=== Aufgabenstellung ===
Gib alle Zeilen der folgenden Datensätze als nummerierte Liste ohne Leerzeilen aus. Lass die Bilder in der Antwort weg.

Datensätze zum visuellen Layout

= = = = = = =

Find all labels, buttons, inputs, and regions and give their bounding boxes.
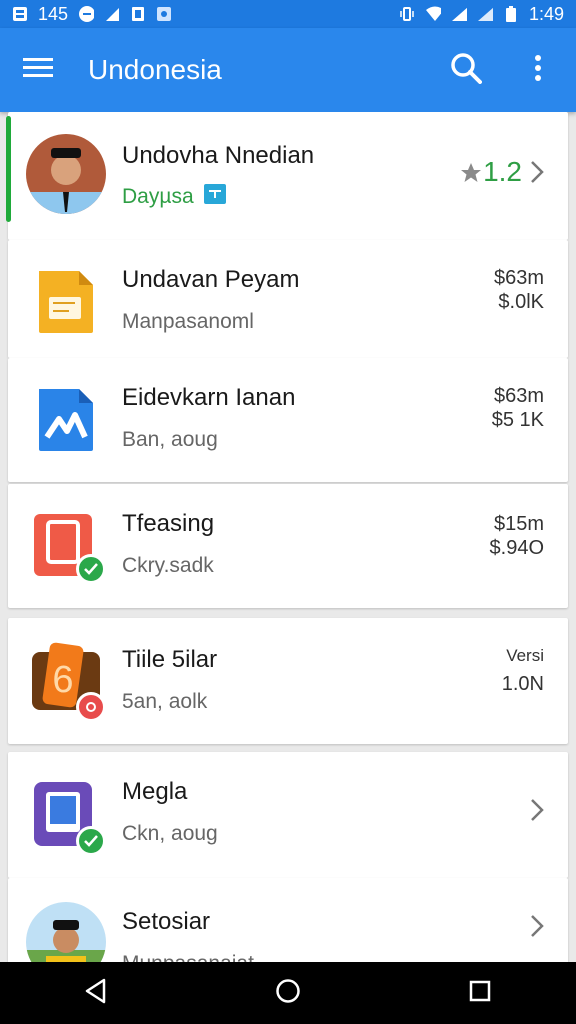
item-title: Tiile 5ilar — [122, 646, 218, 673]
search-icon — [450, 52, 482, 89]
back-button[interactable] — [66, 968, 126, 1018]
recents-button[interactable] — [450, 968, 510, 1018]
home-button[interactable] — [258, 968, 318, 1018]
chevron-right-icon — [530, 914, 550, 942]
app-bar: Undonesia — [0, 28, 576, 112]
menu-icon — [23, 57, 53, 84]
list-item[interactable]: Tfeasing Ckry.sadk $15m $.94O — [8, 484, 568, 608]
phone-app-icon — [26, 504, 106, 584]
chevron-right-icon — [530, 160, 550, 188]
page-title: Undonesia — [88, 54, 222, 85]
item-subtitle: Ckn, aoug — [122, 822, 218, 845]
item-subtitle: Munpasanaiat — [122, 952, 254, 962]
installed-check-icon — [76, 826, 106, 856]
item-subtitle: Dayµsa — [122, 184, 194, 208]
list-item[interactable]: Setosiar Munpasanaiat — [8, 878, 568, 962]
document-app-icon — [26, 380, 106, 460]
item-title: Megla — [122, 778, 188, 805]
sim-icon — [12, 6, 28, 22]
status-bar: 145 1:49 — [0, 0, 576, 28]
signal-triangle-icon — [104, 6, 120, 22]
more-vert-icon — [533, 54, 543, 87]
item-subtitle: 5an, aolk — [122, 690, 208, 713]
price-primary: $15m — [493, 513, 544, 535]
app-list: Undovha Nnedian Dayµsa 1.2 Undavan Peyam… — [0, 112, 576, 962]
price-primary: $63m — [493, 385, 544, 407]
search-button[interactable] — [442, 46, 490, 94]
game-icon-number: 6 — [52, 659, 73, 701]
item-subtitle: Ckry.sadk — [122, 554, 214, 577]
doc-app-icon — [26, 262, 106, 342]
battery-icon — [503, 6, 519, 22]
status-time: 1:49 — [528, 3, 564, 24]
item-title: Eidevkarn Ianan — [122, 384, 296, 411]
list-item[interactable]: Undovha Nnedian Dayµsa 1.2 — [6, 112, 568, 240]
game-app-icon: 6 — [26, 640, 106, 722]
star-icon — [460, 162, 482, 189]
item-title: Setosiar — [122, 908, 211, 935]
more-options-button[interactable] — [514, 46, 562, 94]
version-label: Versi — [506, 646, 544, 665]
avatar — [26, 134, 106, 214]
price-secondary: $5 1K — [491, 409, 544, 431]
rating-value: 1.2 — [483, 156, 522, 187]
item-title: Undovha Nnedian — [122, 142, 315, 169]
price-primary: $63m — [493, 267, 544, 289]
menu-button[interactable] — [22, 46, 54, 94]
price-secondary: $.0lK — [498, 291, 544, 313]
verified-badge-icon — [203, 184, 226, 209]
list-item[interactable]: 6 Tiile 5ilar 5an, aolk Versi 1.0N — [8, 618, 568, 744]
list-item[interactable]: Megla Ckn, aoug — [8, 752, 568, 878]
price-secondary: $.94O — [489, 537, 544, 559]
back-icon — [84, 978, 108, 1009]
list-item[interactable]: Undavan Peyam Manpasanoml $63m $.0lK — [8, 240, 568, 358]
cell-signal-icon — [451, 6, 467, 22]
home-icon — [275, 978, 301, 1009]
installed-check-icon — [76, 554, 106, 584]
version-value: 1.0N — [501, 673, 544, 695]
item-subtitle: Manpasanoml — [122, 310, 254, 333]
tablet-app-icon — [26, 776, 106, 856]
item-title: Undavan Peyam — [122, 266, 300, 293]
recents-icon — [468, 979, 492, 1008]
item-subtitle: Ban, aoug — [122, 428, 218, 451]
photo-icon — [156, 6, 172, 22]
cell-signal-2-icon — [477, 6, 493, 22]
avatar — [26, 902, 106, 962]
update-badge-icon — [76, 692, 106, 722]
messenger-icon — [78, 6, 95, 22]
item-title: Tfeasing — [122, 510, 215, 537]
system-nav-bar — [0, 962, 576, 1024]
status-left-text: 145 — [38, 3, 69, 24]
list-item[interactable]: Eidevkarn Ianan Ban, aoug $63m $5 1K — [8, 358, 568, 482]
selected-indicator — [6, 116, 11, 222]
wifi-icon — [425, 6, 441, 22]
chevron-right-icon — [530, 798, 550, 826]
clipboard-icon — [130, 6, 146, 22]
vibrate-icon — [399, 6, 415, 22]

= = = = = = =

=== Ergebnis ===
1. Find all labels, buttons, inputs, and regions and give their bounding boxes.
2. item-title: Tiile 5ilar — [122, 646, 218, 673]
3. search-icon — [450, 52, 482, 89]
4. back-button[interactable] — [66, 968, 126, 1018]
5. recents-button[interactable] — [450, 968, 510, 1018]
6. home-button[interactable] — [258, 968, 318, 1018]
7. chevron-right-icon — [530, 914, 550, 942]
8. app-bar: Undonesia — [0, 28, 576, 112]
9. menu-icon — [23, 57, 53, 84]
10. list-item[interactable]: Tfeasing Ckry.sadk $15m $.94O — [8, 484, 568, 608]
11. phone-app-icon — [26, 504, 106, 584]
12. chevron-right-icon — [530, 160, 550, 188]
13. page-title: Undonesia — [88, 54, 222, 85]
14. item-subtitle: Ckn, aoug — [122, 822, 218, 845]
15. item-subtitle: Munpasanaiat — [122, 952, 254, 962]
16. installed-check-icon — [76, 826, 106, 856]
17. item-subtitle: Dayµsa — [122, 184, 194, 208]
18. list-item[interactable]: Setosiar Munpasanaiat — [8, 878, 568, 962]
19. document-app-icon — [26, 380, 106, 460]
20. item-title: Megla — [122, 778, 188, 805]
21. sim-icon — [12, 6, 28, 22]
22. status-bar: 145 1:49 — [0, 0, 576, 28]
23. signal-triangle-icon — [104, 6, 120, 22]
24. more-vert-icon — [533, 54, 543, 87]
25. item-subtitle: 5an, aolk — [122, 690, 208, 713]
26. price-primary: $15m — [493, 513, 544, 535]
27. app-list: Undovha Nnedian Dayµsa 1.2 Undavan Peyam… — [0, 112, 576, 962]
28. price-primary: $63m — [493, 385, 544, 407]
29. search-button[interactable] — [442, 46, 490, 94]
30. game-icon-number: 6 — [52, 659, 73, 701]
31. item-subtitle: Ckry.sadk — [122, 554, 214, 577]
32. doc-app-icon — [26, 262, 106, 342]
33. battery-icon — [503, 6, 519, 22]
34. status-time: 1:49 — [528, 3, 564, 24]
35. item-title: Eidevkarn Ianan — [122, 384, 296, 411]
36. list-item[interactable]: Undovha Nnedian Dayµsa 1.2 — [6, 112, 568, 240]
37. game-app-icon: 6 — [26, 640, 106, 722]
38. star-icon — [460, 162, 482, 189]
39. item-title: Setosiar — [122, 908, 211, 935]
40. more-options-button[interactable] — [514, 46, 562, 94]
41. version-label: Versi — [506, 646, 544, 665]
42. avatar — [26, 134, 106, 214]
43. price-secondary: $5 1K — [491, 409, 544, 431]
44. rating-value: 1.2 — [483, 156, 522, 187]
45. item-title: Undovha Nnedian — [122, 142, 315, 169]
46. price-primary: $63m — [493, 267, 544, 289]
47. menu-button[interactable] — [22, 46, 54, 94]
48. price-secondary: $.0lK — [498, 291, 544, 313]
49. verified-badge-icon — [203, 184, 226, 209]
50. list-item[interactable]: 6 Tiile 5ilar 5an, aolk Versi 1.0N — [8, 618, 568, 744]
51. list-item[interactable]: Megla Ckn, aoug — [8, 752, 568, 878]
52. price-secondary: $.94O — [489, 537, 544, 559]
53. back-icon — [84, 978, 108, 1009]
54. list-item[interactable]: Undavan Peyam Manpasanoml $63m $.0lK — [8, 240, 568, 358]
55. cell-signal-icon — [451, 6, 467, 22]
56. home-icon — [275, 978, 301, 1009]
57. installed-check-icon — [76, 554, 106, 584]
58. version-value: 1.0N — [501, 673, 544, 695]
59. item-subtitle: Manpasanoml — [122, 310, 254, 333]
60. tablet-app-icon — [26, 776, 106, 856]
61. item-title: Undavan Peyam — [122, 266, 300, 293]
62. recents-icon — [468, 979, 492, 1008]
63. item-subtitle: Ban, aoug — [122, 428, 218, 451]
64. photo-icon — [156, 6, 172, 22]
65. cell-signal-2-icon — [477, 6, 493, 22]
66. avatar — [26, 902, 106, 962]
67. update-badge-icon — [76, 692, 106, 722]
68. messenger-icon — [78, 6, 95, 22]
69. item-title: Tfeasing — [122, 510, 215, 537]
70. system-nav-bar — [0, 962, 576, 1024]
71. status-left-text: 145 — [38, 3, 69, 24]
72. list-item[interactable]: Eidevkarn Ianan Ban, aoug $63m $5 1K — [8, 358, 568, 482]
73. selected-indicator — [6, 116, 11, 222]
74. wifi-icon — [425, 6, 441, 22]
75. chevron-right-icon — [530, 798, 550, 826]
76. clipboard-icon — [130, 6, 146, 22]
77. vibrate-icon — [399, 6, 415, 22]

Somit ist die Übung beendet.